BEGIN Data extract

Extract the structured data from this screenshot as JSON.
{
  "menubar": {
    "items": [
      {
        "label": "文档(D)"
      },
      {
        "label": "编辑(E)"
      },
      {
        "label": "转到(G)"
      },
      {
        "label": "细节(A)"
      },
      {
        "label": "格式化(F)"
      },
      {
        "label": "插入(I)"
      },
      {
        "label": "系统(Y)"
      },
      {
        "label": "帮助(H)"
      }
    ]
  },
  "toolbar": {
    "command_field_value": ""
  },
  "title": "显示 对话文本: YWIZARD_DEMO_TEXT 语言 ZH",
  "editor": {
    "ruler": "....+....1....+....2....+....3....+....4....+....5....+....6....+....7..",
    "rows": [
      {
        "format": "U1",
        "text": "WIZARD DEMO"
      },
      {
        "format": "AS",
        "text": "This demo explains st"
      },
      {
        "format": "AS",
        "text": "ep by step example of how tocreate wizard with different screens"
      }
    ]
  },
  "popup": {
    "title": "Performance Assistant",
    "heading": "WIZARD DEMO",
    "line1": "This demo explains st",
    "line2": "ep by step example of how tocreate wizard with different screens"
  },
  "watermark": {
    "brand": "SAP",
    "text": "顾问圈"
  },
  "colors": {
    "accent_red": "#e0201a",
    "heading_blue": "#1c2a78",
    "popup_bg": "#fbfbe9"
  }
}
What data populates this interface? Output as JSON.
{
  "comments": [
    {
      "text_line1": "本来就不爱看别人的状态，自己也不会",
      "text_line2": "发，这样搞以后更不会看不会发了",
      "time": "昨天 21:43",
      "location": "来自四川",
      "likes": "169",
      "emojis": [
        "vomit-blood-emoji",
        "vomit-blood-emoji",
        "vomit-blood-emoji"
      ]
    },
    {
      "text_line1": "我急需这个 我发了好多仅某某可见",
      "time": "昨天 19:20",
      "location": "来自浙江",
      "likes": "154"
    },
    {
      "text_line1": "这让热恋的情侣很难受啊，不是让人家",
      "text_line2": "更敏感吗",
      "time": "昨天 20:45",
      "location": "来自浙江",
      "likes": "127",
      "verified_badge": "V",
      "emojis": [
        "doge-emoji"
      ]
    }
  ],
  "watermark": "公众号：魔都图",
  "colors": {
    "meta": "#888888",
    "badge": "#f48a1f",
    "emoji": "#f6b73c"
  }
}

END Data extract

Exercise details: From the records above, extract every entry verbatim.

Result of the exercise:
Extract the structured data from this screenshot as JSON.
{
  "menubar": {
    "items": [
      {
        "label": "文档(D)"
      },
      {
        "label": "编辑(E)"
      },
      {
        "label": "转到(G)"
      },
      {
        "label": "细节(A)"
      },
      {
        "label": "格式化(F)"
      },
      {
        "label": "插入(I)"
      },
      {
        "label": "系统(Y)"
      },
      {
        "label": "帮助(H)"
      }
    ]
  },
  "toolbar": {
    "command_field_value": ""
  },
  "title": "显示 对话文本: YWIZARD_DEMO_TEXT 语言 ZH",
  "editor": {
    "ruler": "....+....1....+....2....+....3....+....4....+....5....+....6....+....7..",
    "rows": [
      {
        "format": "U1",
        "text": "WIZARD DEMO"
      },
      {
        "format": "AS",
        "text": "This demo explains st"
      },
      {
        "format": "AS",
        "text": "ep by step example of how tocreate wizard with different screens"
      }
    ]
  },
  "popup": {
    "title": "Performance Assistant",
    "heading": "WIZARD DEMO",
    "line1": "This demo explains st",
    "line2": "ep by step example of how tocreate wizard with different screens"
  },
  "watermark": {
    "brand": "SAP",
    "text": "顾问圈"
  },
  "colors": {
    "accent_red": "#e0201a",
    "heading_blue": "#1c2a78",
    "popup_bg": "#fbfbe9"
  }
}
What data populates this interface? Output as JSON.
{
  "comments": [
    {
      "text_line1": "本来就不爱看别人的状态，自己也不会",
      "text_line2": "发，这样搞以后更不会看不会发了",
      "time": "昨天 21:43",
      "location": "来自四川",
      "likes": "169",
      "emojis": [
        "vomit-blood-emoji",
        "vomit-blood-emoji",
        "vomit-blood-emoji"
      ]
    },
    {
      "text_line1": "我急需这个 我发了好多仅某某可见",
      "time": "昨天 19:20",
      "location": "来自浙江",
      "likes": "154"
    },
    {
      "text_line1": "这让热恋的情侣很难受啊，不是让人家",
      "text_line2": "更敏感吗",
      "time": "昨天 20:45",
      "location": "来自浙江",
      "likes": "127",
      "verified_badge": "V",
      "emojis": [
        "doge-emoji"
      ]
    }
  ],
  "watermark": "公众号：魔都图",
  "colors": {
    "meta": "#888888",
    "badge": "#f48a1f",
    "emoji": "#f6b73c"
  }
}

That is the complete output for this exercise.